## [Challenge]
Reproduce the following lines without any changes.

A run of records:
##############################
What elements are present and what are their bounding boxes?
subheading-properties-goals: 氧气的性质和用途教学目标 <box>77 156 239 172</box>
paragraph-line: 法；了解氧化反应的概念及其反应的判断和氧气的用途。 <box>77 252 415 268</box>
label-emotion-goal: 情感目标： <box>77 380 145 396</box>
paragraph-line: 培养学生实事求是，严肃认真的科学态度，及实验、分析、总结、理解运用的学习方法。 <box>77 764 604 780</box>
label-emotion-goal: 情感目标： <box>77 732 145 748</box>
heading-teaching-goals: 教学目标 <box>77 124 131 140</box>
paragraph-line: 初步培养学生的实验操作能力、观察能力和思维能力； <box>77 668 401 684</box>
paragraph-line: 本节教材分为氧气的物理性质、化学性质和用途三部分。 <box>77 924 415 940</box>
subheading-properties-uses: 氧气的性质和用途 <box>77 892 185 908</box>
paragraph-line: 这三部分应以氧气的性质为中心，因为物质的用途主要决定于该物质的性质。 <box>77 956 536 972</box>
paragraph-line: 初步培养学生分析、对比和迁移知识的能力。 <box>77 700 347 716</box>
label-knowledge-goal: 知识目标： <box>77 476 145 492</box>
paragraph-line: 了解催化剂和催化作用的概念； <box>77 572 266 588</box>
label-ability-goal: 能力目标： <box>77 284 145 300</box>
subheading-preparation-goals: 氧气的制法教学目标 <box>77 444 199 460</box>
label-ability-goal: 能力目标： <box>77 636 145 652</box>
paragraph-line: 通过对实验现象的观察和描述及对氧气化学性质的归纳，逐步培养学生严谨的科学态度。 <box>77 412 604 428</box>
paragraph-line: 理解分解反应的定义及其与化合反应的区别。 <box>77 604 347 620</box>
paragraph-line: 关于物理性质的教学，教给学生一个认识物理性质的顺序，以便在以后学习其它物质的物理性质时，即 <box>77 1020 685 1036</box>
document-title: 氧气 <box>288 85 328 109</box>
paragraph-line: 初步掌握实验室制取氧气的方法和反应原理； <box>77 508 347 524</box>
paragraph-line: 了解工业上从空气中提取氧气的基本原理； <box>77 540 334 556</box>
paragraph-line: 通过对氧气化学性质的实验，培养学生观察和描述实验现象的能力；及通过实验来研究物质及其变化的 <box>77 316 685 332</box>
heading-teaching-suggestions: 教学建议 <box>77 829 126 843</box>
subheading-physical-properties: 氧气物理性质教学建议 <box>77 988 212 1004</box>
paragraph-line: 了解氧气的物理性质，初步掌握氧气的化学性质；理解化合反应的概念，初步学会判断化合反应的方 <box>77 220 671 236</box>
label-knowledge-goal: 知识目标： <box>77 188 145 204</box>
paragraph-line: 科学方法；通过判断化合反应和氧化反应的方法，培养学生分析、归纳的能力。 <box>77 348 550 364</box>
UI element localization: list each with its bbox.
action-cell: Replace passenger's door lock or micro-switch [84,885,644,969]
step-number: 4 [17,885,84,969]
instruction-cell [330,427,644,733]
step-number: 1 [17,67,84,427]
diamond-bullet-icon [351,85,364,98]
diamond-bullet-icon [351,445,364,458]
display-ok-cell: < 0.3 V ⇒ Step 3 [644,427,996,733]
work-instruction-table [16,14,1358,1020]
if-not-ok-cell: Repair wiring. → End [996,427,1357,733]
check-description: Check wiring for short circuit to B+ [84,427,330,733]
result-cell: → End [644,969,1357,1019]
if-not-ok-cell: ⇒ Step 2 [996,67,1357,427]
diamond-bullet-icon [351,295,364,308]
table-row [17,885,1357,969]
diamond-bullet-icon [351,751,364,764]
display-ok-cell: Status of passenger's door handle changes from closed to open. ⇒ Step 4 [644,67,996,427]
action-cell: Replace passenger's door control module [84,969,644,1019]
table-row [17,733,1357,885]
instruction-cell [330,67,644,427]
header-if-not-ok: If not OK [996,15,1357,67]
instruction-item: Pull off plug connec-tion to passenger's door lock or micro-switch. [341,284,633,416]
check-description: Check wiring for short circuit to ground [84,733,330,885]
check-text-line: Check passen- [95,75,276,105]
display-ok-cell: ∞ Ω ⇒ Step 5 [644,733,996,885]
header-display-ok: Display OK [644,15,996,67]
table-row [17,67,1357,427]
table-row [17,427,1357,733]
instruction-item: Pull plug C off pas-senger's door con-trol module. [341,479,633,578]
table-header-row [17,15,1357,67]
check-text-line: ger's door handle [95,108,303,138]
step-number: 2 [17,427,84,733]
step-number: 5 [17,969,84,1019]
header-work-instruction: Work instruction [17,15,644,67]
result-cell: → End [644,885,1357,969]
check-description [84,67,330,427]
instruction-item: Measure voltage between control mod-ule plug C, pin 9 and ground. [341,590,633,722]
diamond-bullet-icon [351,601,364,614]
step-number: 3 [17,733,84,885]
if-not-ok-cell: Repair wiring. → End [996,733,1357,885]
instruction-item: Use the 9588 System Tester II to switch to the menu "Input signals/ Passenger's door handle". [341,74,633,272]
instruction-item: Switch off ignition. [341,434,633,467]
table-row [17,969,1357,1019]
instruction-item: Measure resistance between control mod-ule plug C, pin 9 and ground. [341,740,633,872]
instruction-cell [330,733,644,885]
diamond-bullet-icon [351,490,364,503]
##############################
## [Reply]
What elements are present and what are their bounding boxes?
subheading-properties-goals: 氧气的性质和用途教学目标 <box>77 156 239 172</box>
paragraph-line: 法；了解氧化反应的概念及其反应的判断和氧气的用途。 <box>77 252 415 268</box>
label-emotion-goal: 情感目标： <box>77 380 145 396</box>
paragraph-line: 培养学生实事求是，严肃认真的科学态度，及实验、分析、总结、理解运用的学习方法。 <box>77 764 604 780</box>
label-emotion-goal: 情感目标： <box>77 732 145 748</box>
heading-teaching-goals: 教学目标 <box>77 124 131 140</box>
paragraph-line: 初步培养学生的实验操作能力、观察能力和思维能力； <box>77 668 401 684</box>
paragraph-line: 本节教材分为氧气的物理性质、化学性质和用途三部分。 <box>77 924 415 940</box>
subheading-properties-uses: 氧气的性质和用途 <box>77 892 185 908</box>
paragraph-line: 这三部分应以氧气的性质为中心，因为物质的用途主要决定于该物质的性质。 <box>77 956 536 972</box>
paragraph-line: 初步培养学生分析、对比和迁移知识的能力。 <box>77 700 347 716</box>
label-knowledge-goal: 知识目标： <box>77 476 145 492</box>
paragraph-line: 了解催化剂和催化作用的概念； <box>77 572 266 588</box>
label-ability-goal: 能力目标： <box>77 284 145 300</box>
subheading-preparation-goals: 氧气的制法教学目标 <box>77 444 199 460</box>
label-ability-goal: 能力目标： <box>77 636 145 652</box>
paragraph-line: 通过对实验现象的观察和描述及对氧气化学性质的归纳，逐步培养学生严谨的科学态度。 <box>77 412 604 428</box>
paragraph-line: 理解分解反应的定义及其与化合反应的区别。 <box>77 604 347 620</box>
paragraph-line: 关于物理性质的教学，教给学生一个认识物理性质的顺序，以便在以后学习其它物质的物理性质时，即 <box>77 1020 685 1036</box>
document-title: 氧气 <box>288 85 328 109</box>
paragraph-line: 初步掌握实验室制取氧气的方法和反应原理； <box>77 508 347 524</box>
paragraph-line: 了解工业上从空气中提取氧气的基本原理； <box>77 540 334 556</box>
paragraph-line: 通过对氧气化学性质的实验，培养学生观察和描述实验现象的能力；及通过实验来研究物质及其变化的 <box>77 316 685 332</box>
heading-teaching-suggestions: 教学建议 <box>77 829 126 843</box>
subheading-physical-properties: 氧气物理性质教学建议 <box>77 988 212 1004</box>
paragraph-line: 了解氧气的物理性质，初步掌握氧气的化学性质；理解化合反应的概念，初步学会判断化合反应的方 <box>77 220 671 236</box>
label-knowledge-goal: 知识目标： <box>77 188 145 204</box>
paragraph-line: 科学方法；通过判断化合反应和氧化反应的方法，培养学生分析、归纳的能力。 <box>77 348 550 364</box>
UI element localization: list each with its bbox.
action-cell: Replace passenger's door lock or micro-switch [84,885,644,969]
step-number: 4 [17,885,84,969]
instruction-cell [330,427,644,733]
step-number: 1 [17,67,84,427]
diamond-bullet-icon [351,85,364,98]
diamond-bullet-icon [351,445,364,458]
display-ok-cell: < 0.3 V ⇒ Step 3 [644,427,996,733]
work-instruction-table [16,14,1358,1020]
if-not-ok-cell: Repair wiring. → End [996,427,1357,733]
check-description: Check wiring for short circuit to B+ [84,427,330,733]
result-cell: → End [644,969,1357,1019]
if-not-ok-cell: ⇒ Step 2 [996,67,1357,427]
diamond-bullet-icon [351,295,364,308]
table-row [17,885,1357,969]
diamond-bullet-icon [351,751,364,764]
display-ok-cell: Status of passenger's door handle changes from closed to open. ⇒ Step 4 [644,67,996,427]
action-cell: Replace passenger's door control module [84,969,644,1019]
table-row [17,733,1357,885]
instruction-cell [330,67,644,427]
header-if-not-ok: If not OK [996,15,1357,67]
instruction-item: Pull off plug connec-tion to passenger's door lock or micro-switch. [341,284,633,416]
check-description: Check wiring for short circuit to ground [84,733,330,885]
check-text-line: Check passen- [95,75,276,105]
display-ok-cell: ∞ Ω ⇒ Step 5 [644,733,996,885]
header-display-ok: Display OK [644,15,996,67]
table-row [17,67,1357,427]
table-row [17,427,1357,733]
instruction-item: Pull plug C off pas-senger's door con-trol module. [341,479,633,578]
table-header-row [17,15,1357,67]
check-text-line: ger's door handle [95,108,303,138]
step-number: 2 [17,427,84,733]
step-number: 5 [17,969,84,1019]
header-work-instruction: Work instruction [17,15,644,67]
result-cell: → End [644,885,1357,969]
check-description [84,67,330,427]
instruction-item: Measure voltage between control mod-ule plug C, pin 9 and ground. [341,590,633,722]
diamond-bullet-icon [351,601,364,614]
step-number: 3 [17,733,84,885]
if-not-ok-cell: Repair wiring. → End [996,733,1357,885]
instruction-item: Use the 9588 System Tester II to switch to the menu "Input signals/ Passenger's door handle". [341,74,633,272]
instruction-item: Switch off ignition. [341,434,633,467]
table-row [17,969,1357,1019]
instruction-item: Measure resistance between control mod-ule plug C, pin 9 and ground. [341,740,633,872]
instruction-cell [330,733,644,885]
diamond-bullet-icon [351,490,364,503]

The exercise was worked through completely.